» Written problem: Write out every record in full, exactly as written, please.

════════════════════

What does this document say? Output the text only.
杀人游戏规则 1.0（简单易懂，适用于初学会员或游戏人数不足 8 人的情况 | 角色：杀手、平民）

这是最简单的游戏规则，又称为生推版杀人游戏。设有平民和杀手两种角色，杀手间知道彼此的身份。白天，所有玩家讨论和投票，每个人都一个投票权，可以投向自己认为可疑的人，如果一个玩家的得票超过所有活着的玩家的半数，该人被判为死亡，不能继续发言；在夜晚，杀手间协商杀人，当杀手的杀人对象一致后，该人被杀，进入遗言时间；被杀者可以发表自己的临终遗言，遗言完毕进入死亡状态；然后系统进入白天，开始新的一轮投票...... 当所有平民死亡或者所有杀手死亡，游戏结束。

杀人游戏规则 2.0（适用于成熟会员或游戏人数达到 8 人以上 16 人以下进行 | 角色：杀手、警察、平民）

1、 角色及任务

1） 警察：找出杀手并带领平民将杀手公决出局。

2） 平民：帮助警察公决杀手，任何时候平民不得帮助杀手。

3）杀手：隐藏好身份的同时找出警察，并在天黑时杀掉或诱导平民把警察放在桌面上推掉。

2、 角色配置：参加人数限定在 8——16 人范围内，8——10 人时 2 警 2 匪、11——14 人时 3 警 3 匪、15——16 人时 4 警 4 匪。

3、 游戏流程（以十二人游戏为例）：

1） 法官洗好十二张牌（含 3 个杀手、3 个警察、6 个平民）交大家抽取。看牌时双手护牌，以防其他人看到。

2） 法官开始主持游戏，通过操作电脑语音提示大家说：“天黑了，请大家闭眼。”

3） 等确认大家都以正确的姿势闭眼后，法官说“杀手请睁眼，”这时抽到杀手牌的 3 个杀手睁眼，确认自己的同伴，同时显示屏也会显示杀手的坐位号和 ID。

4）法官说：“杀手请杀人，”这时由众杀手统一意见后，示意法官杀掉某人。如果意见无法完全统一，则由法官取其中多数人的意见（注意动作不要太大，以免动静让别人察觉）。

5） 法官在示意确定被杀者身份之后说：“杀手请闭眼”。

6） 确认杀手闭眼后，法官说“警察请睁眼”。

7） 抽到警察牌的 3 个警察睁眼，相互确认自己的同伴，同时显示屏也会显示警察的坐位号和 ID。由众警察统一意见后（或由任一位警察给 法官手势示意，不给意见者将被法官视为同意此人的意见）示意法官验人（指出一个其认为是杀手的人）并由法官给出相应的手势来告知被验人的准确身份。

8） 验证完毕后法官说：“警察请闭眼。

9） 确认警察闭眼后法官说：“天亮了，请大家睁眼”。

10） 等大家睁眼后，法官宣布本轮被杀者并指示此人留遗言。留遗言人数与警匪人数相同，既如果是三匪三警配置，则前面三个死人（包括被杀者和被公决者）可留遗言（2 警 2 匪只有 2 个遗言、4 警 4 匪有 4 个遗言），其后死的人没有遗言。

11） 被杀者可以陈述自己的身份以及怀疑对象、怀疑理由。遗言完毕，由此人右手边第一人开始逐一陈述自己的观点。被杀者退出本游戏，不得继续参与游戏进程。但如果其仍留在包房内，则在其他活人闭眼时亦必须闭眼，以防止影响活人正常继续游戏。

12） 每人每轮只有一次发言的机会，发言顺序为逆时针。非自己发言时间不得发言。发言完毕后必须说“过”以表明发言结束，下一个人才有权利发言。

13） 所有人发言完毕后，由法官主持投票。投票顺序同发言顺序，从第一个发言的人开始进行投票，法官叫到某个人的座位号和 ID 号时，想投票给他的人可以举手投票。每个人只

════════════════════

» Answer to this problem:
What does this document say? Output the text only.
杀人游戏规则 1.0（简单易懂，适用于初学会员或游戏人数不足 8 人的情况 | 角色：杀手、平民）

这是最简单的游戏规则，又称为生推版杀人游戏。设有平民和杀手两种角色，杀手间知道彼此的身份。白天，所有玩家讨论和投票，每个人都一个投票权，可以投向自己认为可疑的人，如果一个玩家的得票超过所有活着的玩家的半数，该人被判为死亡，不能继续发言；在夜晚，杀手间协商杀人，当杀手的杀人对象一致后，该人被杀，进入遗言时间；被杀者可以发表自己的临终遗言，遗言完毕进入死亡状态；然后系统进入白天，开始新的一轮投票...... 当所有平民死亡或者所有杀手死亡，游戏结束。

杀人游戏规则 2.0（适用于成熟会员或游戏人数达到 8 人以上 16 人以下进行 | 角色：杀手、警察、平民）

1、 角色及任务

1） 警察：找出杀手并带领平民将杀手公决出局。

2） 平民：帮助警察公决杀手，任何时候平民不得帮助杀手。

3）杀手：隐藏好身份的同时找出警察，并在天黑时杀掉或诱导平民把警察放在桌面上推掉。

2、 角色配置：参加人数限定在 8——16 人范围内，8——10 人时 2 警 2 匪、11——14 人时 3 警 3 匪、15——16 人时 4 警 4 匪。

3、 游戏流程（以十二人游戏为例）：

1） 法官洗好十二张牌（含 3 个杀手、3 个警察、6 个平民）交大家抽取。看牌时双手护牌，以防其他人看到。

2） 法官开始主持游戏，通过操作电脑语音提示大家说：“天黑了，请大家闭眼。”

3） 等确认大家都以正确的姿势闭眼后，法官说“杀手请睁眼，”这时抽到杀手牌的 3 个杀手睁眼，确认自己的同伴，同时显示屏也会显示杀手的坐位号和 ID。

4）法官说：“杀手请杀人，”这时由众杀手统一意见后，示意法官杀掉某人。如果意见无法完全统一，则由法官取其中多数人的意见（注意动作不要太大，以免动静让别人察觉）。

5） 法官在示意确定被杀者身份之后说：“杀手请闭眼”。

6） 确认杀手闭眼后，法官说“警察请睁眼”。

7） 抽到警察牌的 3 个警察睁眼，相互确认自己的同伴，同时显示屏也会显示警察的坐位号和 ID。由众警察统一意见后（或由任一位警察给 法官手势示意，不给意见者将被法官视为同意此人的意见）示意法官验人（指出一个其认为是杀手的人）并由法官给出相应的手势来告知被验人的准确身份。

8） 验证完毕后法官说：“警察请闭眼。

9） 确认警察闭眼后法官说：“天亮了，请大家睁眼”。

10） 等大家睁眼后，法官宣布本轮被杀者并指示此人留遗言。留遗言人数与警匪人数相同，既如果是三匪三警配置，则前面三个死人（包括被杀者和被公决者）可留遗言（2 警 2 匪只有 2 个遗言、4 警 4 匪有 4 个遗言），其后死的人没有遗言。

11） 被杀者可以陈述自己的身份以及怀疑对象、怀疑理由。遗言完毕，由此人右手边第一人开始逐一陈述自己的观点。被杀者退出本游戏，不得继续参与游戏进程。但如果其仍留在包房内，则在其他活人闭眼时亦必须闭眼，以防止影响活人正常继续游戏。

12） 每人每轮只有一次发言的机会，发言顺序为逆时针。非自己发言时间不得发言。发言完毕后必须说“过”以表明发言结束，下一个人才有权利发言。

13） 所有人发言完毕后，由法官主持投票。投票顺序同发言顺序，从第一个发言的人开始进行投票，法官叫到某个人的座位号和 ID 号时，想投票给他的人可以举手投票。每个人只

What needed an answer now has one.